→ Problem to work on: From the records below, copy every line that contains the word "zahlreiche".

[begin The input]

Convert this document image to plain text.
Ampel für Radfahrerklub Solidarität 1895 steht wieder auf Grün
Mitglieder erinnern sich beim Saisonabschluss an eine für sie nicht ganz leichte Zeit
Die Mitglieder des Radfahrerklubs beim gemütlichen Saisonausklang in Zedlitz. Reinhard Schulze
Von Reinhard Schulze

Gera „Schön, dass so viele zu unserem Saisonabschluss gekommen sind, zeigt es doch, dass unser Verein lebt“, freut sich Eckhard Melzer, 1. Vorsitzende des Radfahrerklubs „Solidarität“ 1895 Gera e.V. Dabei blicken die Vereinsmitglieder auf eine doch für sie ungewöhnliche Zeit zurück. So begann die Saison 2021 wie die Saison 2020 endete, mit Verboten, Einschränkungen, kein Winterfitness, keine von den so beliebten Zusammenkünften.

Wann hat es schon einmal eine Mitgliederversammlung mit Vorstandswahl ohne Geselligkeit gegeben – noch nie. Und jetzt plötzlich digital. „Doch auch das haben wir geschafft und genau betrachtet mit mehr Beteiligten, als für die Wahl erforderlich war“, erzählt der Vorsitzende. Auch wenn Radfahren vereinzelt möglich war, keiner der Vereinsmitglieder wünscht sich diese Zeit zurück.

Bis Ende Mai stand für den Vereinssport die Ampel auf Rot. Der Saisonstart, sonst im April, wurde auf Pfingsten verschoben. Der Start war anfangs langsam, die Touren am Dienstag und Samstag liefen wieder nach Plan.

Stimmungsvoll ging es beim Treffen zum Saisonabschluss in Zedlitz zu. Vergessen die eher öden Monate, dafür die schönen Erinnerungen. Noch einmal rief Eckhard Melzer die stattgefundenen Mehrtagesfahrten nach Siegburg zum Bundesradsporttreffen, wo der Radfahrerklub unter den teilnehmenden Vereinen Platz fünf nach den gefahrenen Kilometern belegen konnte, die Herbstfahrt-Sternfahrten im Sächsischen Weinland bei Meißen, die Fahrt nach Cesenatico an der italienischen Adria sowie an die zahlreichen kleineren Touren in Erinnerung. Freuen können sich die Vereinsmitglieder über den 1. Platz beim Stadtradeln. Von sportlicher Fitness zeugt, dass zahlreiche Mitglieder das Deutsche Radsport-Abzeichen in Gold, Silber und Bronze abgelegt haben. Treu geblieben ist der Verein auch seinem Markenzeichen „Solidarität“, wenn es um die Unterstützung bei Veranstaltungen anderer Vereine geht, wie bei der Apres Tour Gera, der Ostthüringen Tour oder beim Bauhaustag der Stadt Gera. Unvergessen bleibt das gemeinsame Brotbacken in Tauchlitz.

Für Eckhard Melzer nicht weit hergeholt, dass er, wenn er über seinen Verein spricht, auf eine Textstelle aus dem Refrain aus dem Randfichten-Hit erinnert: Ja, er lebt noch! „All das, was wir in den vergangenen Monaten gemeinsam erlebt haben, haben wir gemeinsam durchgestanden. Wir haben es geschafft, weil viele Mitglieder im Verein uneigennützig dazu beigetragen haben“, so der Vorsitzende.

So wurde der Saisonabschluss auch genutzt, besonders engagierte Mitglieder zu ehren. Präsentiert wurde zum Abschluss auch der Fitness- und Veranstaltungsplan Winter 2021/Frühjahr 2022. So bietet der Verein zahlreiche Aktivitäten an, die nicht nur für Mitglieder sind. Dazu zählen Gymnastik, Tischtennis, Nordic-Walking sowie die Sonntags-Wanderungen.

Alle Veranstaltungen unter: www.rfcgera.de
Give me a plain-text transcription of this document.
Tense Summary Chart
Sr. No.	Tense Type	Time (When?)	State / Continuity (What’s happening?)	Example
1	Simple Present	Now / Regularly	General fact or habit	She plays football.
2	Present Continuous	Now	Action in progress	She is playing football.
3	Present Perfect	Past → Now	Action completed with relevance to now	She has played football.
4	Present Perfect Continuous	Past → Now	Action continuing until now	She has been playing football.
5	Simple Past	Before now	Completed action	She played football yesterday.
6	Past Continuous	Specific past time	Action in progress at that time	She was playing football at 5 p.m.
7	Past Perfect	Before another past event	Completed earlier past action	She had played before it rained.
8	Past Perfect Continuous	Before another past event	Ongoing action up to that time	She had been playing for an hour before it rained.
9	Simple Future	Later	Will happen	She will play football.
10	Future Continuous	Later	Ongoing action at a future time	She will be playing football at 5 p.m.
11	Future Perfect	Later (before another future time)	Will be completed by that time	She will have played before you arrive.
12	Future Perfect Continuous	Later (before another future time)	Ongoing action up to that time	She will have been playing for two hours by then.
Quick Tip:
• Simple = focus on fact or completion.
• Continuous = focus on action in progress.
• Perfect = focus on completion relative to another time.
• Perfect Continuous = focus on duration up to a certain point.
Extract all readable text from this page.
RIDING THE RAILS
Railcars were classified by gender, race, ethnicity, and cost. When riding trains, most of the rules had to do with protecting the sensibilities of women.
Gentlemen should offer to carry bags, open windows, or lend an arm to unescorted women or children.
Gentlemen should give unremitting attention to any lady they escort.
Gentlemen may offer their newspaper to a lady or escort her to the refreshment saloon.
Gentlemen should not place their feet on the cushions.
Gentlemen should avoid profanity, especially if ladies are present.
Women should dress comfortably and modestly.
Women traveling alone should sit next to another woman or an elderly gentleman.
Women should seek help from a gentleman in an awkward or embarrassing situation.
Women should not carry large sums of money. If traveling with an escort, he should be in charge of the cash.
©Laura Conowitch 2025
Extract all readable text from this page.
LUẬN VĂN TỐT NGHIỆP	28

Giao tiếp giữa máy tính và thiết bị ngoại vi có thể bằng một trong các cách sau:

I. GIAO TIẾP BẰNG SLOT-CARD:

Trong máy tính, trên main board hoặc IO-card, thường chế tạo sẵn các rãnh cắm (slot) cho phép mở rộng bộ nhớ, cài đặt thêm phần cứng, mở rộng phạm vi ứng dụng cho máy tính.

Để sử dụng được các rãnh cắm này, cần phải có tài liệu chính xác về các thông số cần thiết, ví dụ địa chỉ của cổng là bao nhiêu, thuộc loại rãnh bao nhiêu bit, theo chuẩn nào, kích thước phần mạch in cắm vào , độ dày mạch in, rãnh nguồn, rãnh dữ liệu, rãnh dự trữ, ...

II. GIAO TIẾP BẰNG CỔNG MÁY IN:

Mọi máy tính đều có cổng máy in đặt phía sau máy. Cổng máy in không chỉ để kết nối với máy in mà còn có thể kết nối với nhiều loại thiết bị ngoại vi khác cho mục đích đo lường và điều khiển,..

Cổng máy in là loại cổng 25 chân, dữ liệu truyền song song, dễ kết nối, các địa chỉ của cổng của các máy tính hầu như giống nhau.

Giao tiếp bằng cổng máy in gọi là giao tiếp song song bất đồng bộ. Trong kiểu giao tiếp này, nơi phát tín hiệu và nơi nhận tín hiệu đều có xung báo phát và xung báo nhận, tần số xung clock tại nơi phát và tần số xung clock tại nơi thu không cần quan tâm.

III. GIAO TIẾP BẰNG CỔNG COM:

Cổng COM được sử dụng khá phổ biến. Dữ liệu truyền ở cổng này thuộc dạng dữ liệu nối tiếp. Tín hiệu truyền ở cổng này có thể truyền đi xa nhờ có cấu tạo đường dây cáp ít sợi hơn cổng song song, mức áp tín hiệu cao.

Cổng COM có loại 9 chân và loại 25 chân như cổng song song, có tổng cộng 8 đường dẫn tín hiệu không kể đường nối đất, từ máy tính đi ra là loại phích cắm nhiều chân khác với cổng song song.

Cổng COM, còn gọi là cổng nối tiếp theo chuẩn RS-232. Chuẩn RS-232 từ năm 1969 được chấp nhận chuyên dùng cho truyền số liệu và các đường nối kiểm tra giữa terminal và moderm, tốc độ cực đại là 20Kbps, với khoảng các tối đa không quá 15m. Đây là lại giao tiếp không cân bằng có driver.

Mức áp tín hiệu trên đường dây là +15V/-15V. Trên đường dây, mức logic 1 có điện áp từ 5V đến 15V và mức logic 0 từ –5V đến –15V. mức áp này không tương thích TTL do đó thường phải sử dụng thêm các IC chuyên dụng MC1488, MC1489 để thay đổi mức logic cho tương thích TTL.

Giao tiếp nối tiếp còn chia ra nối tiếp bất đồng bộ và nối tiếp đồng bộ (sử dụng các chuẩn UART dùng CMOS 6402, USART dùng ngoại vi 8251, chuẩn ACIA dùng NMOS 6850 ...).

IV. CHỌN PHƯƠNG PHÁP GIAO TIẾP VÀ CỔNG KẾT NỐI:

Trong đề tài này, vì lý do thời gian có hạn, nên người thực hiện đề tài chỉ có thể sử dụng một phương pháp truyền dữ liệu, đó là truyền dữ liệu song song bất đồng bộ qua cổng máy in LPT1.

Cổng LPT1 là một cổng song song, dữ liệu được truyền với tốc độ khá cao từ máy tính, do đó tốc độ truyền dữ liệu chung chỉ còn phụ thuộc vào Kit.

[end The input]

→ Result below:
Stimmungsvoll ging es beim Treffen zum Saisonabschluss in Zedlitz zu. Vergessen die eher öden Monate, dafür die schönen Erinnerungen. Noch einmal rief Eckhard Melzer die stattgefundenen Mehrtagesfahrten nach Siegburg zum Bundesradsporttreffen, wo der Radfahrerklub unter den teilnehmenden Vereinen Platz fünf nach den gefahrenen Kilometern belegen konnte, die Herbstfahrt-Sternfahrten im Sächsischen Weinland bei Meißen, die Fahrt nach Cesenatico an der italienischen Adria sowie an die zahlreichen kleineren Touren in Erinnerung. Freuen können sich die Vereinsmitglieder über den 1. Platz beim Stadtradeln. Von sportlicher Fitness zeugt, dass zahlreiche Mitglieder das Deutsche Radsport-Abzeichen in Gold, Silber und Bronze abgelegt haben. Treu geblieben ist der Verein auch seinem Markenzeichen „Solidarität“, wenn es um die Unterstützung bei Veranstaltungen anderer Vereine geht, wie bei der Apres Tour Gera, der Ostthüringen Tour oder beim Bauhaustag der Stadt Gera. Unvergessen bleibt das gemeinsame Brotbacken in Tauchlitz.
So wurde der Saisonabschluss auch genutzt, besonders engagierte Mitglieder zu ehren. Präsentiert wurde zum Abschluss auch der Fitness- und Veranstaltungsplan Winter 2021/Frühjahr 2022. So bietet der Verein zahlreiche Aktivitäten an, die nicht nur für Mitglieder sind. Dazu zählen Gymnastik, Tischtennis, Nordic-Walking sowie die Sonntags-Wanderungen.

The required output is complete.